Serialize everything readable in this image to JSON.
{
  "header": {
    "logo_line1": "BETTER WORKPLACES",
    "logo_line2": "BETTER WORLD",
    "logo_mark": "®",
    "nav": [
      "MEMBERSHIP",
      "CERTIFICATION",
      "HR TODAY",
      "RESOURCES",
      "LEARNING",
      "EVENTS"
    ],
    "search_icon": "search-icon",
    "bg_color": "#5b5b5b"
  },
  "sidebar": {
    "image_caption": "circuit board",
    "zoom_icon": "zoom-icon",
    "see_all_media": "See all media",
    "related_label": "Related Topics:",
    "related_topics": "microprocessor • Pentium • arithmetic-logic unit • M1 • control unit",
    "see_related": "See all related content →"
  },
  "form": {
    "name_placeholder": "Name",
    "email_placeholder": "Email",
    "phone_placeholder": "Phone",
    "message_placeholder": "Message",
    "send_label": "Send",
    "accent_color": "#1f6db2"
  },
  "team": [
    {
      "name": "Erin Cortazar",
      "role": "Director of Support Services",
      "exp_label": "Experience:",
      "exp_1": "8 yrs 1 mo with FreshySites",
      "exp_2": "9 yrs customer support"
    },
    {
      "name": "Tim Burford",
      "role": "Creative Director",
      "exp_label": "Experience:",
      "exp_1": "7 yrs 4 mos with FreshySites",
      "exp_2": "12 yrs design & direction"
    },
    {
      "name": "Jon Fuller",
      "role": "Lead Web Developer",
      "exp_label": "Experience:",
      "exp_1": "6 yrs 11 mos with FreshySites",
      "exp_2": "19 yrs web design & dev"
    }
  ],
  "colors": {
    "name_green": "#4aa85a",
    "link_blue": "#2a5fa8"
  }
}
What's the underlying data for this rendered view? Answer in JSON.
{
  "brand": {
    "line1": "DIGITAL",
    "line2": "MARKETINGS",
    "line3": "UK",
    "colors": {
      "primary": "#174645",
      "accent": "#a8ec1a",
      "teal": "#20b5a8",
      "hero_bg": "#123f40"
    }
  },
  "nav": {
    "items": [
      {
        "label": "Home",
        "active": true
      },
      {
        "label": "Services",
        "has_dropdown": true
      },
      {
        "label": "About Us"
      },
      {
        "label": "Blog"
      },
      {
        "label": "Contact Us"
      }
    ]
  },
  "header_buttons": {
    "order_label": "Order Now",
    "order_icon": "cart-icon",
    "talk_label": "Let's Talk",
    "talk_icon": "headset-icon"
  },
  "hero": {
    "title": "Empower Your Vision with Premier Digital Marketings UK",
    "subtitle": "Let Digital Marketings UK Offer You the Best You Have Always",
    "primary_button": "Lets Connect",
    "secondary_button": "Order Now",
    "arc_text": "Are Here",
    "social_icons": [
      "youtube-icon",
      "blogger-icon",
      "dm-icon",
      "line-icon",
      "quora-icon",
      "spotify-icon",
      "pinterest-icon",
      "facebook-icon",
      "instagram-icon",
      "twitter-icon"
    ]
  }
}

- [Task requirements]:
Copy each line of the data exactly, leaving nothing out.

- [Solution to the exercise]:
Serialize everything readable in this image to JSON.
{
  "header": {
    "logo_line1": "BETTER WORKPLACES",
    "logo_line2": "BETTER WORLD",
    "logo_mark": "®",
    "nav": [
      "MEMBERSHIP",
      "CERTIFICATION",
      "HR TODAY",
      "RESOURCES",
      "LEARNING",
      "EVENTS"
    ],
    "search_icon": "search-icon",
    "bg_color": "#5b5b5b"
  },
  "sidebar": {
    "image_caption": "circuit board",
    "zoom_icon": "zoom-icon",
    "see_all_media": "See all media",
    "related_label": "Related Topics:",
    "related_topics": "microprocessor • Pentium • arithmetic-logic unit • M1 • control unit",
    "see_related": "See all related content →"
  },
  "form": {
    "name_placeholder": "Name",
    "email_placeholder": "Email",
    "phone_placeholder": "Phone",
    "message_placeholder": "Message",
    "send_label": "Send",
    "accent_color": "#1f6db2"
  },
  "team": [
    {
      "name": "Erin Cortazar",
      "role": "Director of Support Services",
      "exp_label": "Experience:",
      "exp_1": "8 yrs 1 mo with FreshySites",
      "exp_2": "9 yrs customer support"
    },
    {
      "name": "Tim Burford",
      "role": "Creative Director",
      "exp_label": "Experience:",
      "exp_1": "7 yrs 4 mos with FreshySites",
      "exp_2": "12 yrs design & direction"
    },
    {
      "name": "Jon Fuller",
      "role": "Lead Web Developer",
      "exp_label": "Experience:",
      "exp_1": "6 yrs 11 mos with FreshySites",
      "exp_2": "19 yrs web design & dev"
    }
  ],
  "colors": {
    "name_green": "#4aa85a",
    "link_blue": "#2a5fa8"
  }
}
What's the underlying data for this rendered view? Answer in JSON.
{
  "brand": {
    "line1": "DIGITAL",
    "line2": "MARKETINGS",
    "line3": "UK",
    "colors": {
      "primary": "#174645",
      "accent": "#a8ec1a",
      "teal": "#20b5a8",
      "hero_bg": "#123f40"
    }
  },
  "nav": {
    "items": [
      {
        "label": "Home",
        "active": true
      },
      {
        "label": "Services",
        "has_dropdown": true
      },
      {
        "label": "About Us"
      },
      {
        "label": "Blog"
      },
      {
        "label": "Contact Us"
      }
    ]
  },
  "header_buttons": {
    "order_label": "Order Now",
    "order_icon": "cart-icon",
    "talk_label": "Let's Talk",
    "talk_icon": "headset-icon"
  },
  "hero": {
    "title": "Empower Your Vision with Premier Digital Marketings UK",
    "subtitle": "Let Digital Marketings UK Offer You the Best You Have Always",
    "primary_button": "Lets Connect",
    "secondary_button": "Order Now",
    "arc_text": "Are Here",
    "social_icons": [
      "youtube-icon",
      "blogger-icon",
      "dm-icon",
      "line-icon",
      "quora-icon",
      "spotify-icon",
      "pinterest-icon",
      "facebook-icon",
      "instagram-icon",
      "twitter-icon"
    ]
  }
}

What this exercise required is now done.